• **INSTRUCTION**
Look over the lines below. Report each one that includes the string "label".

• **LISTING**
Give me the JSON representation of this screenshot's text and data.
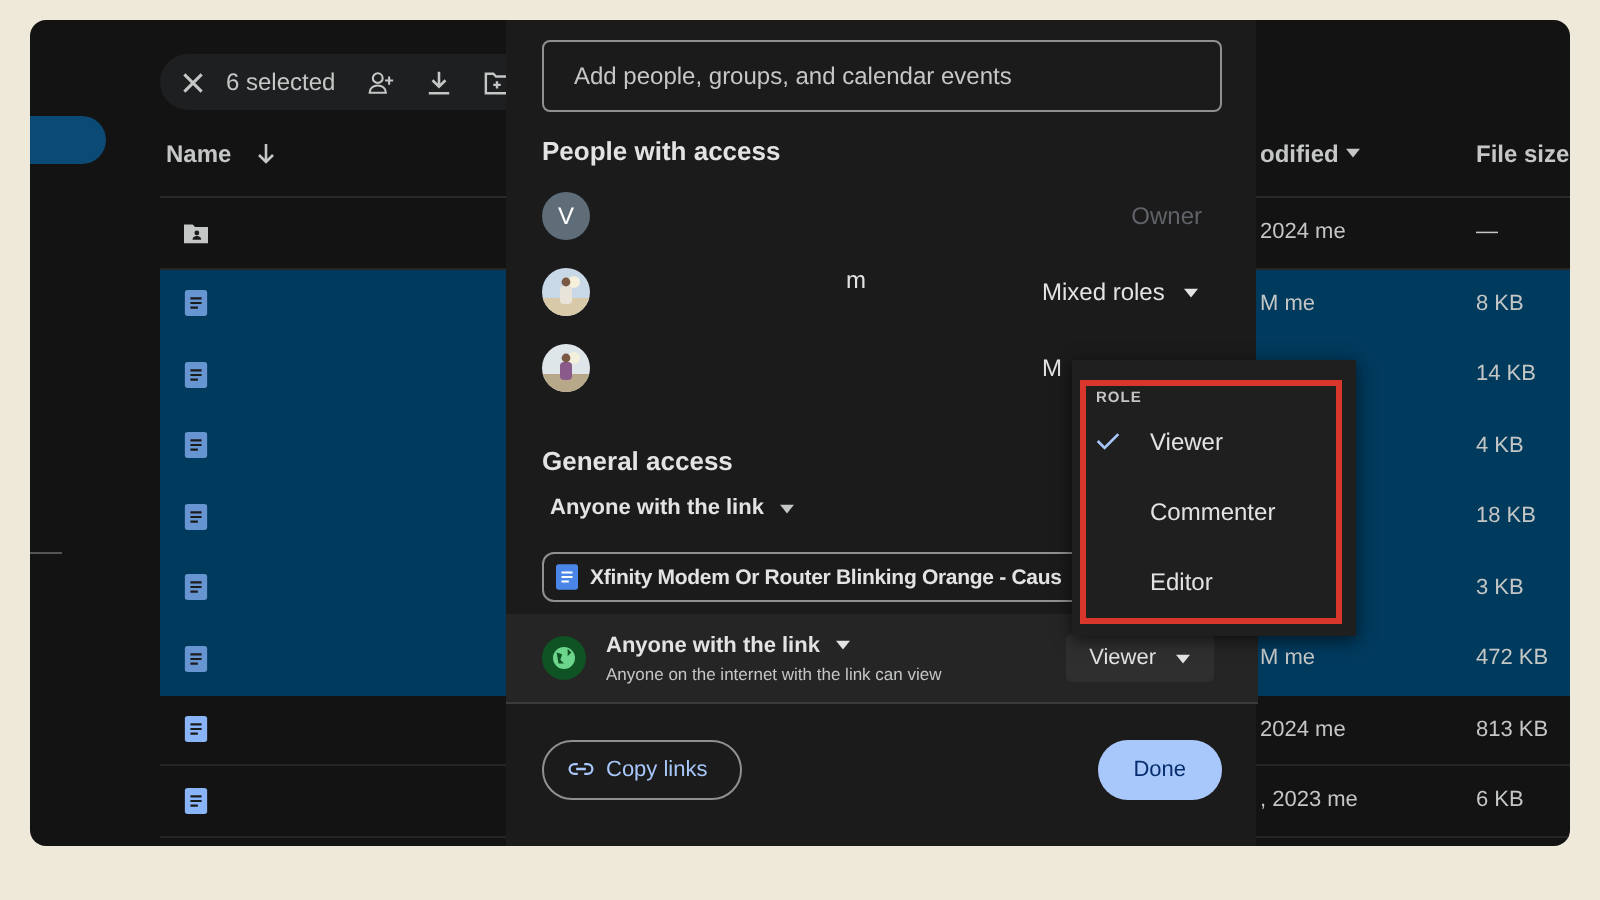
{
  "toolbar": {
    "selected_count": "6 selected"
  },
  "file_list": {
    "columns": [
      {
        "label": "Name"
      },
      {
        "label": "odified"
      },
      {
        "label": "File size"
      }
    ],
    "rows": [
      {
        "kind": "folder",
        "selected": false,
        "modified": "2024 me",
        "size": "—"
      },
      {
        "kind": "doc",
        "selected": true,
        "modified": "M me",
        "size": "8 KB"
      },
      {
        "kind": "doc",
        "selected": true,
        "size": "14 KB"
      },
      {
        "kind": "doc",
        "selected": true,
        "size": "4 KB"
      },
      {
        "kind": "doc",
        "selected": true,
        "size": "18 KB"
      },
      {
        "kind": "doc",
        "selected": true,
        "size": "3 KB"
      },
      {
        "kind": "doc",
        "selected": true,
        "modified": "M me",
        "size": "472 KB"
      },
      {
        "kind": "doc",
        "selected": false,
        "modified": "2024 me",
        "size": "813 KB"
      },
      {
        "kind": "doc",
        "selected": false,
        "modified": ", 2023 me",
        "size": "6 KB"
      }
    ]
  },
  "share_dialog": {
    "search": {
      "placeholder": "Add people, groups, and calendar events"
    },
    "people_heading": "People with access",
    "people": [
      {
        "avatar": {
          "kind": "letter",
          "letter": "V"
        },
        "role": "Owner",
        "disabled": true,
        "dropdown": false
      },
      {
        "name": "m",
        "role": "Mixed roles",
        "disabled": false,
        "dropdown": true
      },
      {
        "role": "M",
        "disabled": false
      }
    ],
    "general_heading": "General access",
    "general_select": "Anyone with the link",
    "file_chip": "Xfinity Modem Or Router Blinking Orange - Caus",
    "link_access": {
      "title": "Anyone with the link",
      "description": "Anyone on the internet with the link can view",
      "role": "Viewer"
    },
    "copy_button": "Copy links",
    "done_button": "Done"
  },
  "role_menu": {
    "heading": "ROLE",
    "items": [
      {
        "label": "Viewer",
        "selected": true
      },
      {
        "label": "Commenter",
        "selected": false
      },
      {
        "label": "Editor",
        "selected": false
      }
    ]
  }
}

• **FINAL RESULT**
        "label": "Name"
        "label": "odified"
        "label": "File size"
        "label": "Viewer",
        "label": "Commenter",
        "label": "Editor",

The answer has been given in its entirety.